* begin *

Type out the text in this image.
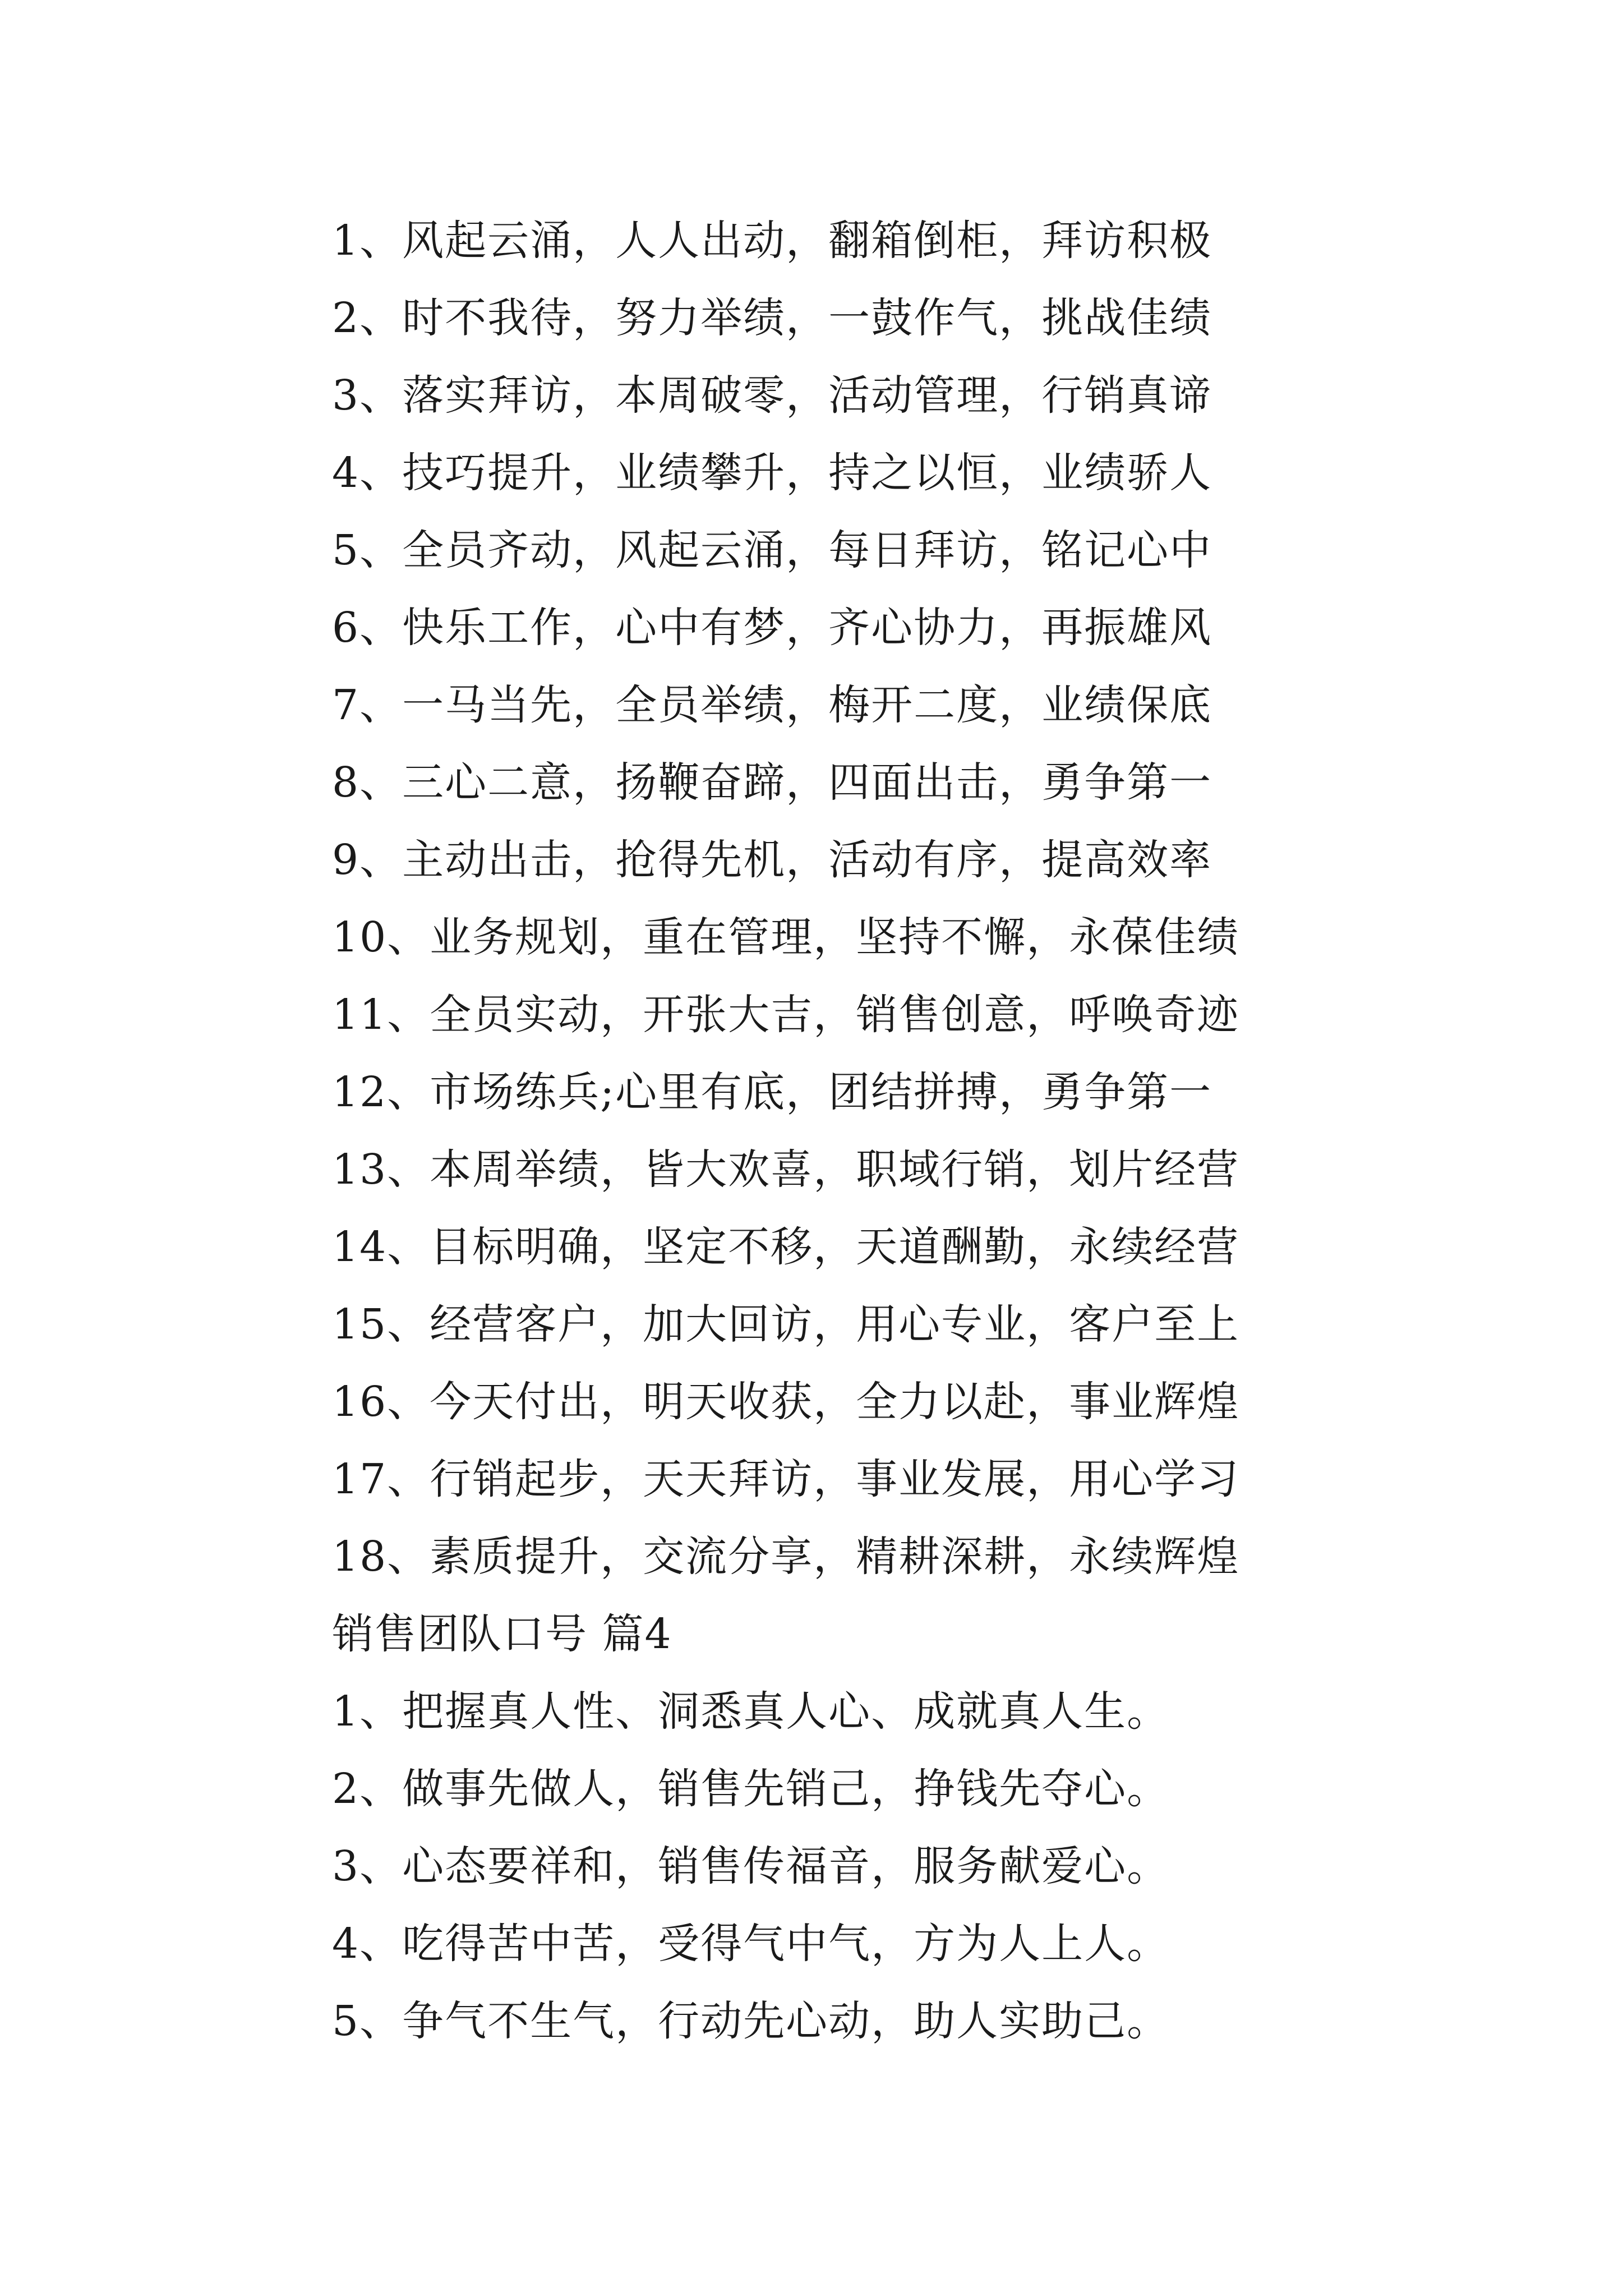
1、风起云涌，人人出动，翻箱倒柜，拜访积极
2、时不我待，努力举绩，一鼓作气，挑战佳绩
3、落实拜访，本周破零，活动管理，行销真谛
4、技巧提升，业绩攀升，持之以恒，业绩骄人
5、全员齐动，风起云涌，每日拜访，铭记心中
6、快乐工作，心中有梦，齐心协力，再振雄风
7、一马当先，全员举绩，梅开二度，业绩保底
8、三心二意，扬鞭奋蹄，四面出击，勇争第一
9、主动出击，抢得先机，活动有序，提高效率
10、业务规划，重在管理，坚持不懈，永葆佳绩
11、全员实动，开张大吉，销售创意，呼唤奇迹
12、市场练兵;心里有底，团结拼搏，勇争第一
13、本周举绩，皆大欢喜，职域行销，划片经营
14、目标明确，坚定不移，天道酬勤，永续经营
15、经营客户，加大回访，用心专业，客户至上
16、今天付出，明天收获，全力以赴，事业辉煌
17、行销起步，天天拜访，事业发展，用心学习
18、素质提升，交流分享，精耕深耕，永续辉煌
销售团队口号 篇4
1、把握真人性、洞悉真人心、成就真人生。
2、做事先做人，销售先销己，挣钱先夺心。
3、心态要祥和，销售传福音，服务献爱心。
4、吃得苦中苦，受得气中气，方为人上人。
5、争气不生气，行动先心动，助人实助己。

* end *

(Required task):
Repeat each entry above word for word, leaving every picture out.

(Result below):
Type out the text in this image.
1、风起云涌，人人出动，翻箱倒柜，拜访积极
2、时不我待，努力举绩，一鼓作气，挑战佳绩
3、落实拜访，本周破零，活动管理，行销真谛
4、技巧提升，业绩攀升，持之以恒，业绩骄人
5、全员齐动，风起云涌，每日拜访，铭记心中
6、快乐工作，心中有梦，齐心协力，再振雄风
7、一马当先，全员举绩，梅开二度，业绩保底
8、三心二意，扬鞭奋蹄，四面出击，勇争第一
9、主动出击，抢得先机，活动有序，提高效率
10、业务规划，重在管理，坚持不懈，永葆佳绩
11、全员实动，开张大吉，销售创意，呼唤奇迹
12、市场练兵;心里有底，团结拼搏，勇争第一
13、本周举绩，皆大欢喜，职域行销，划片经营
14、目标明确，坚定不移，天道酬勤，永续经营
15、经营客户，加大回访，用心专业，客户至上
16、今天付出，明天收获，全力以赴，事业辉煌
17、行销起步，天天拜访，事业发展，用心学习
18、素质提升，交流分享，精耕深耕，永续辉煌
销售团队口号 篇4
1、把握真人性、洞悉真人心、成就真人生。
2、做事先做人，销售先销己，挣钱先夺心。
3、心态要祥和，销售传福音，服务献爱心。
4、吃得苦中苦，受得气中气，方为人上人。
5、争气不生气，行动先心动，助人实助己。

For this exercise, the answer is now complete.